RECORDS FOR PROCESSING:
____________________

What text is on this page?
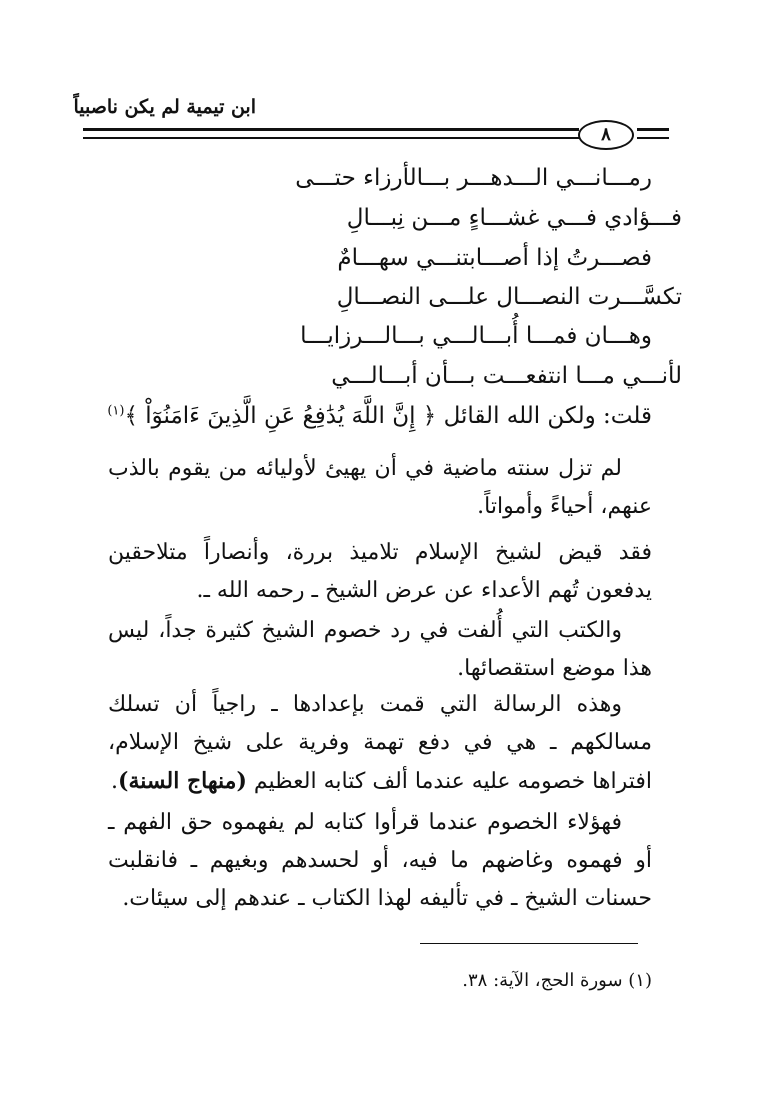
ابن تيمية لم يكن ناصبياً
٨
رمـــانـــي الـــدهـــر بـــالأرزاء حتـــى
فـــؤادي فـــي غشـــاءٍ مـــن نِبـــالِ
فصـــرتُ إذا أصـــابتنـــي سهـــامٌ
تكسَّـــرت النصـــال علـــى النصـــالِ
وهـــان فمـــا أُبـــالـــي بـــالـــرزايـــا
لأنـــي مـــا انتفعـــت بـــأن أبـــالـــي
قلت: ولكن الله القائل ﴿ إِنَّ اللَّهَ يُدَٰفِعُ عَنِ الَّذِينَ ءَامَنُوٓاْ ﴾$^{(١)}$
لم تزل سنته ماضية في أن يهيئ لأوليائه من يقوم بالذب عنهم، أحياءً وأمواتاً.
فقد قيض لشيخ الإسلام تلاميذ بررة، وأنصاراً متلاحقين يدفعون تُهم الأعداء عن عرض الشيخ ـ رحمه الله ـ.
والكتب التي أُلفت في رد خصوم الشيخ كثيرة جداً، ليس هذا موضع استقصائها.
وهذه الرسالة التي قمت بإعدادها ـ راجياً أن تسلك مسالكهم ـ هي في دفع تهمة وفرية على شيخ الإسلام، افتراها خصومه عليه عندما ألف كتابه العظيم (منهاج السنة).
فهؤلاء الخصوم عندما قرأوا كتابه لم يفهموه حق الفهم ـ أو فهموه وغاضهم ما فيه، أو لحسدهم وبغيهم ـ فانقلبت حسنات الشيخ ـ في تأليفه لهذا الكتاب ـ عندهم إلى سيئات.
(١) سورة الحج، الآية: ٣٨.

____________________

TASK: Go through the material and select each line with the string "التي" in it.

PROBLEM SOLUTION:
والكتب التي أُلفت في رد خصوم الشيخ كثيرة جداً، ليس هذا موضع استقصائها.
وهذه الرسالة التي قمت بإعدادها ـ راجياً أن تسلك مسالكهم ـ هي في دفع تهمة وفرية على شيخ الإسلام، افتراها خصومه عليه عندما ألف كتابه العظيم (منهاج السنة).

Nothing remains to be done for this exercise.